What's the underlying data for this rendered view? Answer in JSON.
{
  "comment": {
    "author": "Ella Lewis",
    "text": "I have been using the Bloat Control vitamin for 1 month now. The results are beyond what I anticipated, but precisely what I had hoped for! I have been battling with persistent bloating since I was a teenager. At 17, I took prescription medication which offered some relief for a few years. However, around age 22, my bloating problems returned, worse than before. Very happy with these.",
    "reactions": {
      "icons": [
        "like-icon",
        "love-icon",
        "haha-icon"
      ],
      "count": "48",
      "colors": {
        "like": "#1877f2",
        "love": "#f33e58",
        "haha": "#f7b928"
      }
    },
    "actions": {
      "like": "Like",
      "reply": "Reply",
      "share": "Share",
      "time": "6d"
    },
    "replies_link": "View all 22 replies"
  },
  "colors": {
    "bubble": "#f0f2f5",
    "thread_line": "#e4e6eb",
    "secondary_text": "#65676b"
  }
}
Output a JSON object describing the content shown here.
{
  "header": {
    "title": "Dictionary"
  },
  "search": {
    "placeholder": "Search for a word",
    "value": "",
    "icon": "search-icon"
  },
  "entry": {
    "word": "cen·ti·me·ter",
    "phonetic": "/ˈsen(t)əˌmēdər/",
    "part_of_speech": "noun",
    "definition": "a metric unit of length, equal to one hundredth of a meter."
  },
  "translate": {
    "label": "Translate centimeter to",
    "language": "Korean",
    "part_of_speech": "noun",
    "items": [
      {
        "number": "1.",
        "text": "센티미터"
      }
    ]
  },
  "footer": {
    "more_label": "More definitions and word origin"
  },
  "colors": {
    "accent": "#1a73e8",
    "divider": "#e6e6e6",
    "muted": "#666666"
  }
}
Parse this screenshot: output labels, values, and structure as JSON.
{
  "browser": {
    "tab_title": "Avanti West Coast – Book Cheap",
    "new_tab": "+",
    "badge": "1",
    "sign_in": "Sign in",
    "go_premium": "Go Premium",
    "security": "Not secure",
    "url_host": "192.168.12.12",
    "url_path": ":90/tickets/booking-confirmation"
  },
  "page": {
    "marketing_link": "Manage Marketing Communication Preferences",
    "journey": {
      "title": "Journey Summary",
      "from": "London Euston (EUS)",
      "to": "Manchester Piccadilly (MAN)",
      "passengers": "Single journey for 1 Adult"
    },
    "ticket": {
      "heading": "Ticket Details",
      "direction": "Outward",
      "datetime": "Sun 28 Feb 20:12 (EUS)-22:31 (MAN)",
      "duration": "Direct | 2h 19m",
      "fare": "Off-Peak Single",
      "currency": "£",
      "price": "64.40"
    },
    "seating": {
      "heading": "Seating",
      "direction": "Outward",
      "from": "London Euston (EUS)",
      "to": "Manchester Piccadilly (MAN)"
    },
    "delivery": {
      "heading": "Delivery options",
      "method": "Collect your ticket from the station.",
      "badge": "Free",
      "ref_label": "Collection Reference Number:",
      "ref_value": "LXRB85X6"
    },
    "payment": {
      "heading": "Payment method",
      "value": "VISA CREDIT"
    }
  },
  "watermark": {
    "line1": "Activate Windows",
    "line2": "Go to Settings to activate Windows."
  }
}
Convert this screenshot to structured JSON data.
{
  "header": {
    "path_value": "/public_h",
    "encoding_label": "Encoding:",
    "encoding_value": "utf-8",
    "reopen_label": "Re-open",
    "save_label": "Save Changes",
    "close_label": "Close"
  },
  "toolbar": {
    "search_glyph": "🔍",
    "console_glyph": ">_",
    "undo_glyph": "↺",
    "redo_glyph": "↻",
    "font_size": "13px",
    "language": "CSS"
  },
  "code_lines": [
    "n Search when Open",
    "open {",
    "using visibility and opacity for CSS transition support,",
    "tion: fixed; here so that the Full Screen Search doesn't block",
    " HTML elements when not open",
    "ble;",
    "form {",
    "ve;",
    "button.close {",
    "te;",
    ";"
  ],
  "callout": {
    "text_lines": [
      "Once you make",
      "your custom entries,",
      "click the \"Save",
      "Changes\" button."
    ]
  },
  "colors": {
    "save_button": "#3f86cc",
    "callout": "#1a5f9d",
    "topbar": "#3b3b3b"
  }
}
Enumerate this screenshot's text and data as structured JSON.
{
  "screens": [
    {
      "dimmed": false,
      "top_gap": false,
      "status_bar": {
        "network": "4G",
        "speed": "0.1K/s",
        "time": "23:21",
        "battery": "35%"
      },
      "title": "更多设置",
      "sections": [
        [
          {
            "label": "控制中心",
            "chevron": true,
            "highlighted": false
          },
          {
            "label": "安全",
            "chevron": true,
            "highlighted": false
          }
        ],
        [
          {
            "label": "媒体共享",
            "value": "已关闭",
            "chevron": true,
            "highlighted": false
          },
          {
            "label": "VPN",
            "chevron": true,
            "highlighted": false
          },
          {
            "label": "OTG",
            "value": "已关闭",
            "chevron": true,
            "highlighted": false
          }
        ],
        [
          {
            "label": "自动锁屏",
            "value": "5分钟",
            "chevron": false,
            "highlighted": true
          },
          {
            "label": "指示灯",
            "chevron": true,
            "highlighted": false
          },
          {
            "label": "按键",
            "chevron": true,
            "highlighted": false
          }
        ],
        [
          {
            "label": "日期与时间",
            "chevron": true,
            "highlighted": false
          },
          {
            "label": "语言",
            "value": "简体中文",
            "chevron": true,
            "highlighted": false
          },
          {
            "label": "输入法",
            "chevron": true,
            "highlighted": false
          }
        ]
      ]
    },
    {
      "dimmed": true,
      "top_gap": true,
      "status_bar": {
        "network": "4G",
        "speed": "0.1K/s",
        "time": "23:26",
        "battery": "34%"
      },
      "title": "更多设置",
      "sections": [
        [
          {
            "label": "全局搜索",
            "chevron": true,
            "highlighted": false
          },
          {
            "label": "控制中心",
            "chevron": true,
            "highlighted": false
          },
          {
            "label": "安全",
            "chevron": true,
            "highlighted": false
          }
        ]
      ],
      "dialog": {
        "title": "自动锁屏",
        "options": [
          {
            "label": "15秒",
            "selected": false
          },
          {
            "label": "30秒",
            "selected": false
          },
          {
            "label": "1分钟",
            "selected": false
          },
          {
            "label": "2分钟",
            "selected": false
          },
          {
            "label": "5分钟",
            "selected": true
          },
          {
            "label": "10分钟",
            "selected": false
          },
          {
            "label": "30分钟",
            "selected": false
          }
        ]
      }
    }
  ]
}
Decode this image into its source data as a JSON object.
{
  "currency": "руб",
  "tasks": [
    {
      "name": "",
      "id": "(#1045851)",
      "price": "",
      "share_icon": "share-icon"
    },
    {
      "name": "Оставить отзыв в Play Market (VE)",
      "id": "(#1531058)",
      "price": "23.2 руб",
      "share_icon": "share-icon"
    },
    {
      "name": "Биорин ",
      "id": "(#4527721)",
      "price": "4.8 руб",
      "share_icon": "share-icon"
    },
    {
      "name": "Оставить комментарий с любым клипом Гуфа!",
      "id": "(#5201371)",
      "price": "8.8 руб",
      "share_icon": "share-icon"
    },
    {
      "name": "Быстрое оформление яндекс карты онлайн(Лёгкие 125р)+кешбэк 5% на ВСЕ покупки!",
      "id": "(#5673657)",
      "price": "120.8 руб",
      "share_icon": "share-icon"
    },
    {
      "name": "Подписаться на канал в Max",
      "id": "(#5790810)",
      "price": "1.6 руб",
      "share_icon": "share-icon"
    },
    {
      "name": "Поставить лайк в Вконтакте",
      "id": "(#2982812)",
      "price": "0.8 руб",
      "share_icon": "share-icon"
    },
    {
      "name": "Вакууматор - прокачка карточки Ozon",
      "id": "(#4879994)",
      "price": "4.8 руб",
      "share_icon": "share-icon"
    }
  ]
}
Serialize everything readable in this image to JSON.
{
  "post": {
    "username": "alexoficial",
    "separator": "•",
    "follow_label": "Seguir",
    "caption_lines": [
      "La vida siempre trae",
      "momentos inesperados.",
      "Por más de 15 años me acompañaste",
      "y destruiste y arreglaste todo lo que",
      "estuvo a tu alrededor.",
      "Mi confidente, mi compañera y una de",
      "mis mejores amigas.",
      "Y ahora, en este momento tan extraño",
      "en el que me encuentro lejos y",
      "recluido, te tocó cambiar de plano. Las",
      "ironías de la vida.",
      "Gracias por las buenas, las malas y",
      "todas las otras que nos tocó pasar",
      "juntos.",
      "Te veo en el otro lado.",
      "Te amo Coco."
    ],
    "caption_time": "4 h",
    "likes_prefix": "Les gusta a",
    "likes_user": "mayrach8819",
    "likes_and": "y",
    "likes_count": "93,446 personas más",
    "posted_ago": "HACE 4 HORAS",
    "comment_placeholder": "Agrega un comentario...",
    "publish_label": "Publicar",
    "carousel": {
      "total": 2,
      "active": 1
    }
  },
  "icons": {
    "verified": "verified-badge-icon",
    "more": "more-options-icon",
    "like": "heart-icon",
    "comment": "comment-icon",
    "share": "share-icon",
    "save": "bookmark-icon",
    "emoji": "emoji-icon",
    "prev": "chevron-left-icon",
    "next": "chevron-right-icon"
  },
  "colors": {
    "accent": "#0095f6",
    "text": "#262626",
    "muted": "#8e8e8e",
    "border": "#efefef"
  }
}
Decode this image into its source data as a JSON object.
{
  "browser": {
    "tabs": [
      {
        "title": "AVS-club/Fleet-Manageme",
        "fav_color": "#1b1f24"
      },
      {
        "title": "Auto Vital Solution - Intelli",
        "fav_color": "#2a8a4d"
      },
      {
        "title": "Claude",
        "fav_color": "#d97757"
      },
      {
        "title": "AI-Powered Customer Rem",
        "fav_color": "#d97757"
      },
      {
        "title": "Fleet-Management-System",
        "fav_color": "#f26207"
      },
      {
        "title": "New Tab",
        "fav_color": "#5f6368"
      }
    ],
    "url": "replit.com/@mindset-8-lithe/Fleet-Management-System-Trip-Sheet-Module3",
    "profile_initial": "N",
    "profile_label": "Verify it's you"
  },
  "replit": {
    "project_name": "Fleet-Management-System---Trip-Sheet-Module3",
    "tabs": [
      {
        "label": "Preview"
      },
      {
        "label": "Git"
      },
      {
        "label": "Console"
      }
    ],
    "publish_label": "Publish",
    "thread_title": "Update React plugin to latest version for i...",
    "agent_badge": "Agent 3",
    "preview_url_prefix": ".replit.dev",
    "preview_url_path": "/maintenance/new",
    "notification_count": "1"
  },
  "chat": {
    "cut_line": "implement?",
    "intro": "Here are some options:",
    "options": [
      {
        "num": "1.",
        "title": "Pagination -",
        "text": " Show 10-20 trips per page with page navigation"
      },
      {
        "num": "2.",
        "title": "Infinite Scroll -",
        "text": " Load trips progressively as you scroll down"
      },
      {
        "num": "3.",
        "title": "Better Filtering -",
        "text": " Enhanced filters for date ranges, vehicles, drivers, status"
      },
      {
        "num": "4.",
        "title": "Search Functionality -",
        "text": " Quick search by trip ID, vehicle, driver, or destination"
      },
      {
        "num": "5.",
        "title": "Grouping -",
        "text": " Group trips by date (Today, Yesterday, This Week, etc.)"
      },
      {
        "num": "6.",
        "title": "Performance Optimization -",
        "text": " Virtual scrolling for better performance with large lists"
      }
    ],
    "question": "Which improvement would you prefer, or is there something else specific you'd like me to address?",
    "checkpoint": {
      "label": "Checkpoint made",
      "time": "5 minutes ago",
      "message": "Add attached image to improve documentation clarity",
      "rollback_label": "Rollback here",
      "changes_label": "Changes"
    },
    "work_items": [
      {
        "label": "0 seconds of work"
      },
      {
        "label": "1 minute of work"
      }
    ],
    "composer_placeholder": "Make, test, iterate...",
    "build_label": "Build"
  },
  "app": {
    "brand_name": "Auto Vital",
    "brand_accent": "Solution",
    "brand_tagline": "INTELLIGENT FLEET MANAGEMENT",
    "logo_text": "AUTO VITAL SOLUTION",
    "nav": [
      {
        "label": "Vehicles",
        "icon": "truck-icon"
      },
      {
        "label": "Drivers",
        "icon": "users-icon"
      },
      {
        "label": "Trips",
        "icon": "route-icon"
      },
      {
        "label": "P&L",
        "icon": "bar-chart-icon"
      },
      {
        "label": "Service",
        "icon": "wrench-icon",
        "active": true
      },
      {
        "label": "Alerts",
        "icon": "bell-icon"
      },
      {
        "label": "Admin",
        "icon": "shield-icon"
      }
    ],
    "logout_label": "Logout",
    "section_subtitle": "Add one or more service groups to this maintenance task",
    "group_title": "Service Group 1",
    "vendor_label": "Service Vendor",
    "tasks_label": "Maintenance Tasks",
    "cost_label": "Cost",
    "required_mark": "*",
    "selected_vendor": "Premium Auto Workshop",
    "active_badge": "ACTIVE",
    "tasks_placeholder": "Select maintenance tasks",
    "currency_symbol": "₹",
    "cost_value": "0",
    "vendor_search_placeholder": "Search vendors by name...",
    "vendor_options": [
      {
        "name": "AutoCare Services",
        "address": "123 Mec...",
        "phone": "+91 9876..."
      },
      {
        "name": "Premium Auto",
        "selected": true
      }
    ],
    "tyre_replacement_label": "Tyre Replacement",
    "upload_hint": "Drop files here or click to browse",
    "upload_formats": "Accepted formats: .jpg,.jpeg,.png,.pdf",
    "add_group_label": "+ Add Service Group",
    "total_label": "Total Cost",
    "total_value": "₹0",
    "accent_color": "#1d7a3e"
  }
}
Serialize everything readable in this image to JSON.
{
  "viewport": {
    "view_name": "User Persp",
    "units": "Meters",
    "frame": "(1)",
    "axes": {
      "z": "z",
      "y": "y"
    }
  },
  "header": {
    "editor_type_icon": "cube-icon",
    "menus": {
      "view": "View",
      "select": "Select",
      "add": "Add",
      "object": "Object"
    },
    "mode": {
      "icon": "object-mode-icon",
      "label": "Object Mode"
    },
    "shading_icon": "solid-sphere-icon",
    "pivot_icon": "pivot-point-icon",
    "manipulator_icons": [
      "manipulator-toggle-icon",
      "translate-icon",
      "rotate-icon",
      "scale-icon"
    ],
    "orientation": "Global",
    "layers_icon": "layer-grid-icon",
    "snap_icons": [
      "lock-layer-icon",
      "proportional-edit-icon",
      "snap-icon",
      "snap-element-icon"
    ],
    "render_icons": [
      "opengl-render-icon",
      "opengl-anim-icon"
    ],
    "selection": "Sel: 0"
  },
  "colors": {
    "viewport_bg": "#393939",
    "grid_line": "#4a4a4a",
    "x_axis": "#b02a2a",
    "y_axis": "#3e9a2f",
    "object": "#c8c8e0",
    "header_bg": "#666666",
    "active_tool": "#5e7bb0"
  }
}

_ _ _ _ _

## WORK REQUIRED
Consider the entries above and return each line with the string "Changes".

## IN RESPONSE
    "save_label": "Save Changes",
      "Changes\" button."
      "changes_label": "Changes"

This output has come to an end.